▶ **Exercise objective**
Copy out the entries in full and with complete accuracy; pictures are excluded.

▶ **Data for processing**
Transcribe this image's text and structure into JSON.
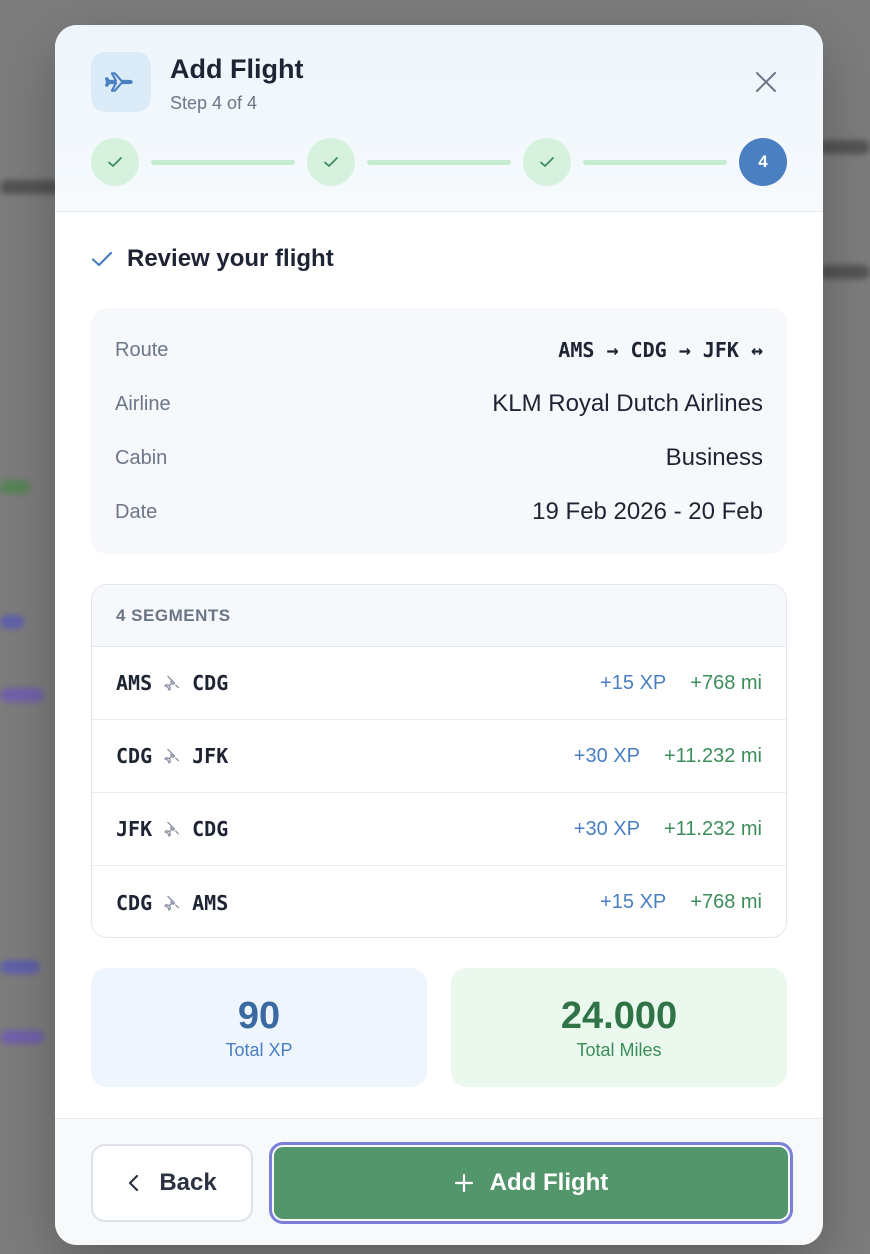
{
  "modal": {
    "title": "Add Flight",
    "step_text": "Step 4 of 4",
    "current_step": "4"
  },
  "review": {
    "title": "Review your flight",
    "rows": [
      {
        "label": "Route",
        "value": "AMS → CDG → JFK ↔"
      },
      {
        "label": "Airline",
        "value": "KLM Royal Dutch Airlines"
      },
      {
        "label": "Cabin",
        "value": "Business"
      },
      {
        "label": "Date",
        "value": "19 Feb 2026 - 20 Feb"
      }
    ]
  },
  "segments": {
    "header": "4 SEGMENTS",
    "items": [
      {
        "from": "AMS",
        "to": "CDG",
        "xp": "+15 XP",
        "miles": "+768 mi"
      },
      {
        "from": "CDG",
        "to": "JFK",
        "xp": "+30 XP",
        "miles": "+11.232 mi"
      },
      {
        "from": "JFK",
        "to": "CDG",
        "xp": "+30 XP",
        "miles": "+11.232 mi"
      },
      {
        "from": "CDG",
        "to": "AMS",
        "xp": "+15 XP",
        "miles": "+768 mi"
      }
    ]
  },
  "totals": {
    "xp_value": "90",
    "xp_label": "Total XP",
    "miles_value": "24.000",
    "miles_label": "Total Miles"
  },
  "footer": {
    "back_label": "Back",
    "add_label": "Add Flight"
  },
  "colors": {
    "accent_blue": "#4a7fc1",
    "accent_green": "#54966b",
    "step_done": "#d6f2df"
  },
  "icons": [
    "plane-icon",
    "close-icon",
    "check-icon",
    "plane-swap-icon",
    "chevron-left-icon",
    "plus-icon"
  ]
}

▶ **Exercise solution**
Transcribe this image's text and structure into JSON.
{
  "modal": {
    "title": "Add Flight",
    "step_text": "Step 4 of 4",
    "current_step": "4"
  },
  "review": {
    "title": "Review your flight",
    "rows": [
      {
        "label": "Route",
        "value": "AMS → CDG → JFK ↔"
      },
      {
        "label": "Airline",
        "value": "KLM Royal Dutch Airlines"
      },
      {
        "label": "Cabin",
        "value": "Business"
      },
      {
        "label": "Date",
        "value": "19 Feb 2026 - 20 Feb"
      }
    ]
  },
  "segments": {
    "header": "4 SEGMENTS",
    "items": [
      {
        "from": "AMS",
        "to": "CDG",
        "xp": "+15 XP",
        "miles": "+768 mi"
      },
      {
        "from": "CDG",
        "to": "JFK",
        "xp": "+30 XP",
        "miles": "+11.232 mi"
      },
      {
        "from": "JFK",
        "to": "CDG",
        "xp": "+30 XP",
        "miles": "+11.232 mi"
      },
      {
        "from": "CDG",
        "to": "AMS",
        "xp": "+15 XP",
        "miles": "+768 mi"
      }
    ]
  },
  "totals": {
    "xp_value": "90",
    "xp_label": "Total XP",
    "miles_value": "24.000",
    "miles_label": "Total Miles"
  },
  "footer": {
    "back_label": "Back",
    "add_label": "Add Flight"
  },
  "colors": {
    "accent_blue": "#4a7fc1",
    "accent_green": "#54966b",
    "step_done": "#d6f2df"
  },
  "icons": [
    "plane-icon",
    "close-icon",
    "check-icon",
    "plane-swap-icon",
    "chevron-left-icon",
    "plus-icon"
  ]
}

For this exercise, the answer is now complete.